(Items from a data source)
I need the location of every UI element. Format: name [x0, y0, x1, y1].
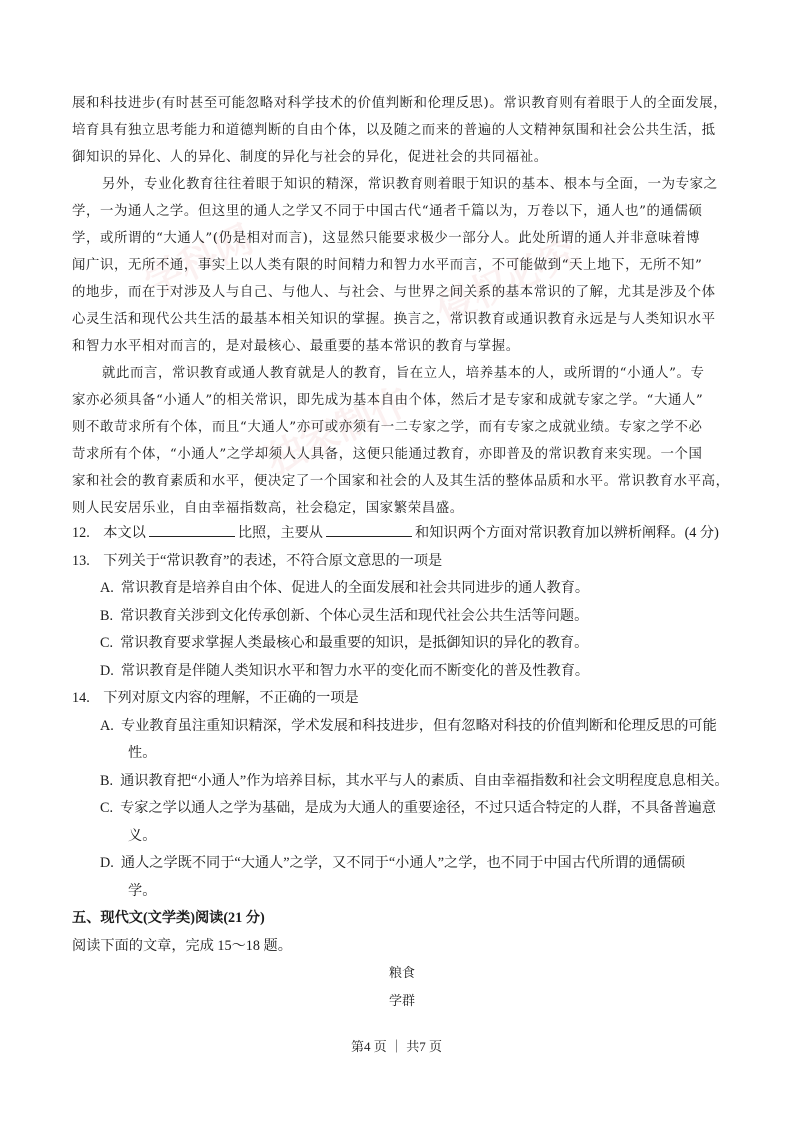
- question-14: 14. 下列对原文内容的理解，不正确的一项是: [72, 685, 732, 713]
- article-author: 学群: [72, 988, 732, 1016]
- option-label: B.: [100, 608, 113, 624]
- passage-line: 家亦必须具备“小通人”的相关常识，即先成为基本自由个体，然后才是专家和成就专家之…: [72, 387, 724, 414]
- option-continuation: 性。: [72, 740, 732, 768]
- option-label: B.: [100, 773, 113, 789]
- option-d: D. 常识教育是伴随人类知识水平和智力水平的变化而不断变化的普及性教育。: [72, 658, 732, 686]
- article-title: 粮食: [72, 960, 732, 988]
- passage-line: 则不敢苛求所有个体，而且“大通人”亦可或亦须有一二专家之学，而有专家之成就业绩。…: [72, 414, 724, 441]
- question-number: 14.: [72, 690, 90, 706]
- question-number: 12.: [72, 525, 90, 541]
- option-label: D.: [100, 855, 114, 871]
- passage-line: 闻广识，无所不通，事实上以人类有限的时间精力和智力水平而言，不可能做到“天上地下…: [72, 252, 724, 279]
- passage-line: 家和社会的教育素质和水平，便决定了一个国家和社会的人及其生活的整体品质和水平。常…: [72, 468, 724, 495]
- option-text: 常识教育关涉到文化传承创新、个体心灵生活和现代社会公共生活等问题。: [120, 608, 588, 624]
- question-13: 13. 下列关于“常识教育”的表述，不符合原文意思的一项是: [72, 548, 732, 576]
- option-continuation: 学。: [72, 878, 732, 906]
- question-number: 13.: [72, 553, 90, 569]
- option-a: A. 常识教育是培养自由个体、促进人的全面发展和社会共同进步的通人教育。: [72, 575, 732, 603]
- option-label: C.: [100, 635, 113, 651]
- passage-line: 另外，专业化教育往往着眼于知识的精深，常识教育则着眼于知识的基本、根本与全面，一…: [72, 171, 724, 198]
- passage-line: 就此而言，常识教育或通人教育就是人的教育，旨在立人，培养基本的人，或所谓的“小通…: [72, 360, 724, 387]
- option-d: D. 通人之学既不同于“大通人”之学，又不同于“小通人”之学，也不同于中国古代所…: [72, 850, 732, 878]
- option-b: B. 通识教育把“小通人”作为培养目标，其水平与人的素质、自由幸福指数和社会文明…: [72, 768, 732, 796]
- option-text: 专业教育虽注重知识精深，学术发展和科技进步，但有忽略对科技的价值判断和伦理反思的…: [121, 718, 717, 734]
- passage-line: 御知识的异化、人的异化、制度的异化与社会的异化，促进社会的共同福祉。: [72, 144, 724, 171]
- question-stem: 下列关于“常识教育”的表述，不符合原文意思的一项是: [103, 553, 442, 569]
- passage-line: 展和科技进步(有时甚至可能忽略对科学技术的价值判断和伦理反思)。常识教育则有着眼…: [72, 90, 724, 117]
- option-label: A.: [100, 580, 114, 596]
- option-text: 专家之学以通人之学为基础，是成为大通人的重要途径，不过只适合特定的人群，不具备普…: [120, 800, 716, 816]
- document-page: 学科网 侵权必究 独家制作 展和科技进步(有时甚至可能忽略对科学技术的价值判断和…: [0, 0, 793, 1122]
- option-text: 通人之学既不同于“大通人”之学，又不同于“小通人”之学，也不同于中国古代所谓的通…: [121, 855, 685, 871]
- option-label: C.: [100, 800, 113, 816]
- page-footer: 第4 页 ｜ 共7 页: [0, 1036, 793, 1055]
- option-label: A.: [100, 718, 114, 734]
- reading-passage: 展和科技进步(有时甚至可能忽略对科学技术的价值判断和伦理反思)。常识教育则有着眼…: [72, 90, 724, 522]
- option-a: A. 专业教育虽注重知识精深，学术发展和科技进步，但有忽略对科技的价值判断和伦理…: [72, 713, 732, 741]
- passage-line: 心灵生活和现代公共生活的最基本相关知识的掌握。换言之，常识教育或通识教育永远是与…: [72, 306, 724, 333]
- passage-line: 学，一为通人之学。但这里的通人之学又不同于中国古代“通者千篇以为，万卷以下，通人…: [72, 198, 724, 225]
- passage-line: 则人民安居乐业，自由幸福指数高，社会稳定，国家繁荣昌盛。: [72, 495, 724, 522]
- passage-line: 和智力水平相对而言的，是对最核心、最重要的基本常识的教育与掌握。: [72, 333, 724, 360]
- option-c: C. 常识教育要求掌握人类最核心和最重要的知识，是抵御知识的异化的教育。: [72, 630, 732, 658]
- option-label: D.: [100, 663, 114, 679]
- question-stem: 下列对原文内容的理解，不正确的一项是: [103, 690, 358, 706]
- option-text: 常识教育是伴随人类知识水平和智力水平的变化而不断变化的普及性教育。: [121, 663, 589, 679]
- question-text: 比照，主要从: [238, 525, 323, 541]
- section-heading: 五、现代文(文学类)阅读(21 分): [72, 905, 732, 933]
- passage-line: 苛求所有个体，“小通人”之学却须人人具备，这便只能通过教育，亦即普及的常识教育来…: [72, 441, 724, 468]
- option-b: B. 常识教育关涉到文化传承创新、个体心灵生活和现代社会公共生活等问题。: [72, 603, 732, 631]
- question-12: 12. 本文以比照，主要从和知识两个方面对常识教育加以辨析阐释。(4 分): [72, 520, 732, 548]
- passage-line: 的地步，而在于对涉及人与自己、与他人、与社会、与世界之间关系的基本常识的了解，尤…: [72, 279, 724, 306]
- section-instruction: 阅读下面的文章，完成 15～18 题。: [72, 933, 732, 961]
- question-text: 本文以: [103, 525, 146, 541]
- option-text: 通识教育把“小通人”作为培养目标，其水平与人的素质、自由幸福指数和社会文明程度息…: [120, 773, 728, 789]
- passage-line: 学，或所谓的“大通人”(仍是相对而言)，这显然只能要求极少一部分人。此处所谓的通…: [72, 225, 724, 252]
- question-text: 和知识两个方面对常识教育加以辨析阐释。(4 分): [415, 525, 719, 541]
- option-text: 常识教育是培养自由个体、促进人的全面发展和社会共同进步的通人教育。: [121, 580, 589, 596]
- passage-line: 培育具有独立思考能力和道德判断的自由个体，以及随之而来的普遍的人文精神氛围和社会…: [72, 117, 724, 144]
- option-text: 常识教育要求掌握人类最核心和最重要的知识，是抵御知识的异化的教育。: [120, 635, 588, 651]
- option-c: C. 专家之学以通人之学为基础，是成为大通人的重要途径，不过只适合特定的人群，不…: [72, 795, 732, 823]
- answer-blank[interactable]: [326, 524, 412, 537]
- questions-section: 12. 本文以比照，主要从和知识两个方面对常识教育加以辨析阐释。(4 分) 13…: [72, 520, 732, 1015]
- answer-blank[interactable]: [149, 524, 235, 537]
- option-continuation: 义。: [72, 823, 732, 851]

- Problem description -
Give only the number of lines in the material above that contain the string "通识教育把", matching case exactly.

- Task result -
2